Look below. Copy each line that has "兒童郵票" in it.

────────

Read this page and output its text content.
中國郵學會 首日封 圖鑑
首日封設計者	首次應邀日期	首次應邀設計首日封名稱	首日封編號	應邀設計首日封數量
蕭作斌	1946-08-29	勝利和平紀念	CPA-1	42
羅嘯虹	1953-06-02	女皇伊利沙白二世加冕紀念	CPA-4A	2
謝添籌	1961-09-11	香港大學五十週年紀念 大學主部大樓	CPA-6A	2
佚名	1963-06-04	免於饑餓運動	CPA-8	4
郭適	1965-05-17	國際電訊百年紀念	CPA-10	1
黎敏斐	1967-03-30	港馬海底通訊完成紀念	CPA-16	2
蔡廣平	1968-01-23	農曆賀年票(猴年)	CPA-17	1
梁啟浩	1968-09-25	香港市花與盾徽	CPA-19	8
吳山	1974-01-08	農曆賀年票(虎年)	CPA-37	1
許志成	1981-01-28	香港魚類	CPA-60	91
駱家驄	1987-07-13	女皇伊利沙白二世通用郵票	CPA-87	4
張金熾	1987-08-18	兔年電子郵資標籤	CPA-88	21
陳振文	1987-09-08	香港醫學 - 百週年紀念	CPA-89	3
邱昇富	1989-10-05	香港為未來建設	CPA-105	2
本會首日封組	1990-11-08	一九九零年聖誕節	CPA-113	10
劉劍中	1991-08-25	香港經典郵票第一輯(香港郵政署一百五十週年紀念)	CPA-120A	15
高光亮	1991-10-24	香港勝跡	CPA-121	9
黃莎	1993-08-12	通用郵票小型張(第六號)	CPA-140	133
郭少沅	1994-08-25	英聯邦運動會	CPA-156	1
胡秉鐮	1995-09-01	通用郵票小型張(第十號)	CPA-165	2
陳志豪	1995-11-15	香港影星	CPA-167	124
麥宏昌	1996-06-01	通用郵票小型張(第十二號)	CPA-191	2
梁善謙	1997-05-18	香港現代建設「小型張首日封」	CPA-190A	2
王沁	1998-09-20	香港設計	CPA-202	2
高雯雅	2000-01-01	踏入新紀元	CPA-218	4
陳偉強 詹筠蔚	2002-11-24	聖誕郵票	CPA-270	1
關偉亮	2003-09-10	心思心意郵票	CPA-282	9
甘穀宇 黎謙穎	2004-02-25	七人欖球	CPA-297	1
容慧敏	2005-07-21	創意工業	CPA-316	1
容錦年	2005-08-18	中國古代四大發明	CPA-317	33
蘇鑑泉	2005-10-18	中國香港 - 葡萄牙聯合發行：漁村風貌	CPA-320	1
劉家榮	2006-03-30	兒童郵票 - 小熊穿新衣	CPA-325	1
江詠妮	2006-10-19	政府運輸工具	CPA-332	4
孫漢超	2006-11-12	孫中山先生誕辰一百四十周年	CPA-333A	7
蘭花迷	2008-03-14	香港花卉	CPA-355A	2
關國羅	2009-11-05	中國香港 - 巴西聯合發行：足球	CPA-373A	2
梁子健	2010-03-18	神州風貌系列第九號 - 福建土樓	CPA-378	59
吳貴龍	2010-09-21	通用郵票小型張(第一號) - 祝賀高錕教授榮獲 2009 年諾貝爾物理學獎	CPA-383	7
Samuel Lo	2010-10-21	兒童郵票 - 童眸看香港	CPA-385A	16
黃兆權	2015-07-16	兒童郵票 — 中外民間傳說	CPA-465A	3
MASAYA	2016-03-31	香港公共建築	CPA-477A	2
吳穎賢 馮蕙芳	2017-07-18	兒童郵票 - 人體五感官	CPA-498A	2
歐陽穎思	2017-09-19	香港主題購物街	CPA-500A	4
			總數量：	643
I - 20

────────

**Written response**
劉家榮	2006-03-30	兒童郵票 - 小熊穿新衣	CPA-325	1
Samuel Lo	2010-10-21	兒童郵票 - 童眸看香港	CPA-385A	16
黃兆權	2015-07-16	兒童郵票 — 中外民間傳說	CPA-465A	3
吳穎賢 馮蕙芳	2017-07-18	兒童郵票 - 人體五感官	CPA-498A	2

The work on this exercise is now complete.